Directions: Count how many lines include "Frischer" and answer with that number only.
-- Start of Information supplied --
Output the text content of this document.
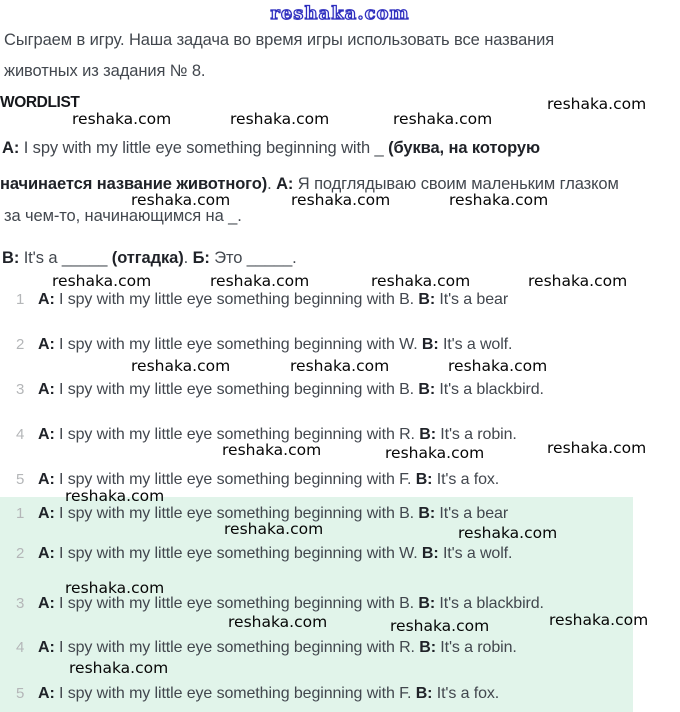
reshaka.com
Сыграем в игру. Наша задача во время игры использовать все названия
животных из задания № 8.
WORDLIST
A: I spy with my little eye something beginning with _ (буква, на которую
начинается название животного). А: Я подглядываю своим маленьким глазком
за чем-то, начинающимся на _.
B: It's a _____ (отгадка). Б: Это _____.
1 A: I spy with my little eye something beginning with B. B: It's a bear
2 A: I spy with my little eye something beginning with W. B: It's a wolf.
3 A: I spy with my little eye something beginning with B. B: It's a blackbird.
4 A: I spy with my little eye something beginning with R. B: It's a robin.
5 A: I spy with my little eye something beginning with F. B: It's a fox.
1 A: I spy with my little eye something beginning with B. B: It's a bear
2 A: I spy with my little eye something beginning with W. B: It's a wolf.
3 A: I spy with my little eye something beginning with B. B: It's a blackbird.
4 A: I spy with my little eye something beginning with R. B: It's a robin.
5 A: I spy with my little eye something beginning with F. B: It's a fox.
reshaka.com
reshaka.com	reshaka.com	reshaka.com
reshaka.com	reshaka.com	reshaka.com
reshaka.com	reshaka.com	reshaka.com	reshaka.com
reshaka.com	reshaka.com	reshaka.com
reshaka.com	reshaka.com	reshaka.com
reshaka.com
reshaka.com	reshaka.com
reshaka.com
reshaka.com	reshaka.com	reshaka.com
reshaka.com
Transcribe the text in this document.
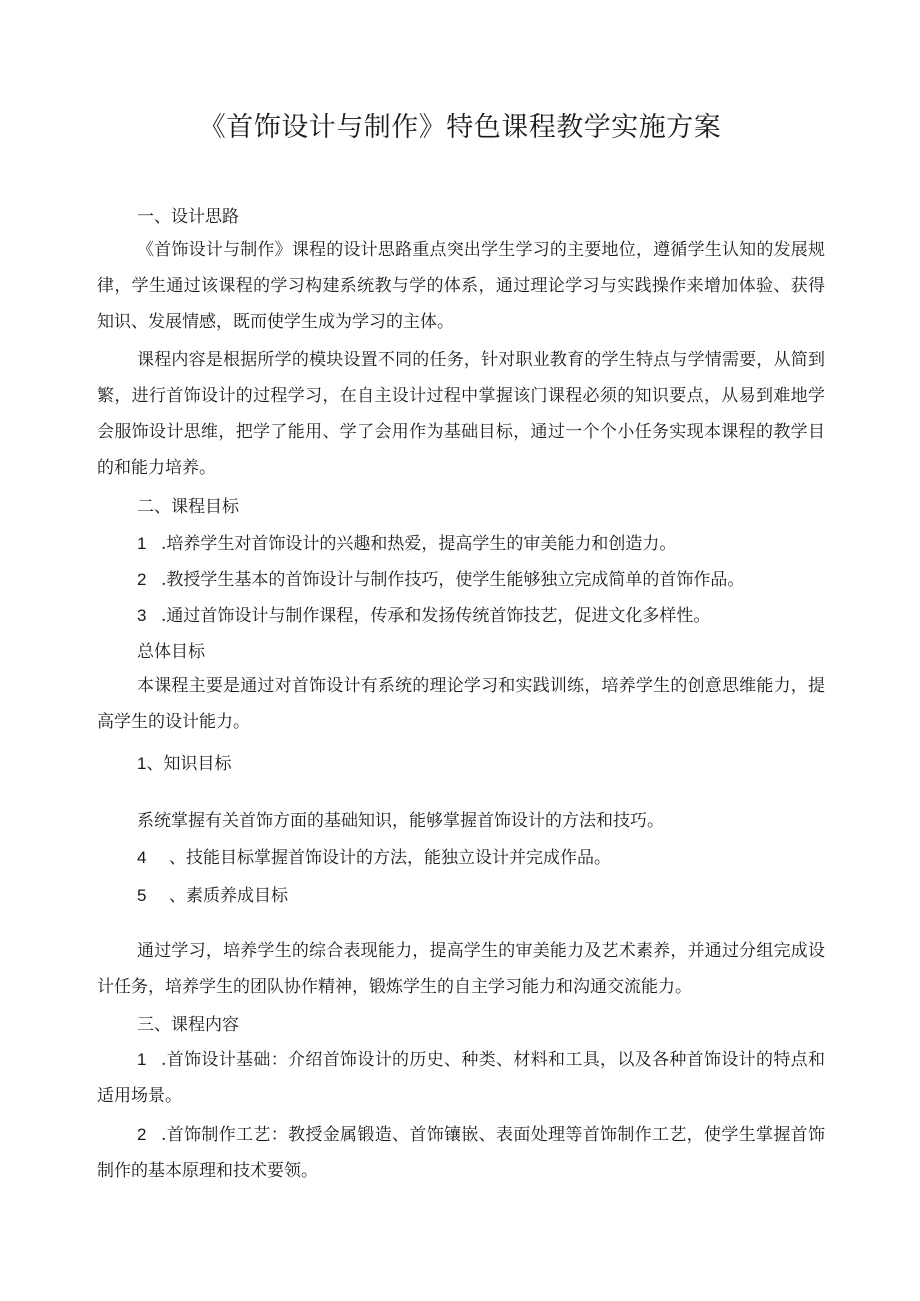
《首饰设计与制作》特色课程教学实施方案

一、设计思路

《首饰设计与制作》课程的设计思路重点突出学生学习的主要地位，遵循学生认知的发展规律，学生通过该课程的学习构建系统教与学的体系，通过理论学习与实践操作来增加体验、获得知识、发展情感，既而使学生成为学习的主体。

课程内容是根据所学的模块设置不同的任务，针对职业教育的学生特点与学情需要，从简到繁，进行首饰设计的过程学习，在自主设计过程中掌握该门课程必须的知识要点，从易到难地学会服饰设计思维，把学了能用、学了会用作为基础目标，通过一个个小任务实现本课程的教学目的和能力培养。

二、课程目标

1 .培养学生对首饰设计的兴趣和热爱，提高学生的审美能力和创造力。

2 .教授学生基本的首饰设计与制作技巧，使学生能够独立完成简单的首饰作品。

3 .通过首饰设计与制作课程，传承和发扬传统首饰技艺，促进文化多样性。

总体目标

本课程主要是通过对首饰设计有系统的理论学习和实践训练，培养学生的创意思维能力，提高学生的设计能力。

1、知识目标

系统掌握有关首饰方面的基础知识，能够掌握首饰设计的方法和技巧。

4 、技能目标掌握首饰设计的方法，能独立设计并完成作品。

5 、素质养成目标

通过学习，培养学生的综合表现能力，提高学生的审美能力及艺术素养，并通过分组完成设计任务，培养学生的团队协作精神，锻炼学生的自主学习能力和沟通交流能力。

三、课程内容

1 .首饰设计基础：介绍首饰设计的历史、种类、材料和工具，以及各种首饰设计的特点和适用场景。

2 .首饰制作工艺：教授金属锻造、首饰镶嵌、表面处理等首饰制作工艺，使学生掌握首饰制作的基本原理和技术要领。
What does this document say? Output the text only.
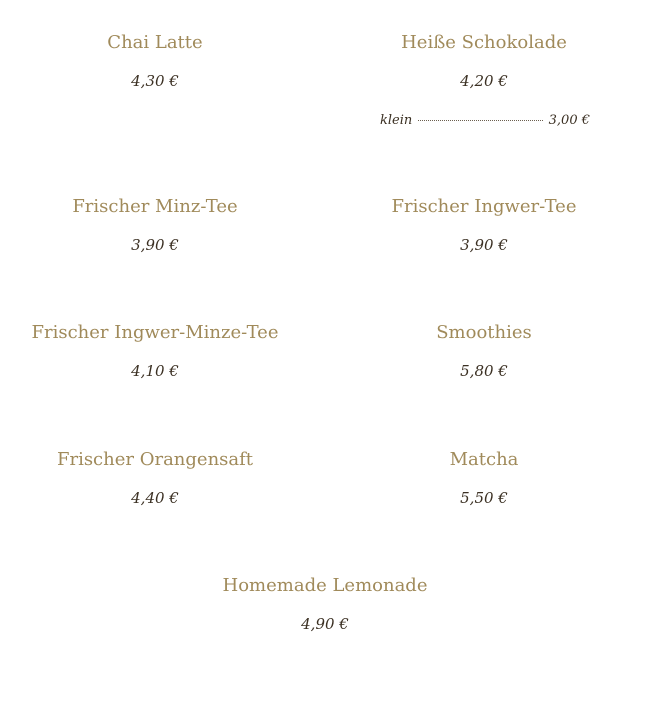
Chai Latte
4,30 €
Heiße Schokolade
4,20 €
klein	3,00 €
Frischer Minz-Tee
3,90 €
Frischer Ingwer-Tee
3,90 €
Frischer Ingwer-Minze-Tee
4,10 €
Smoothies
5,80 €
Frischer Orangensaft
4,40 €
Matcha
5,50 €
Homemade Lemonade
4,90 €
-- End of Information supplied --
Reply: 4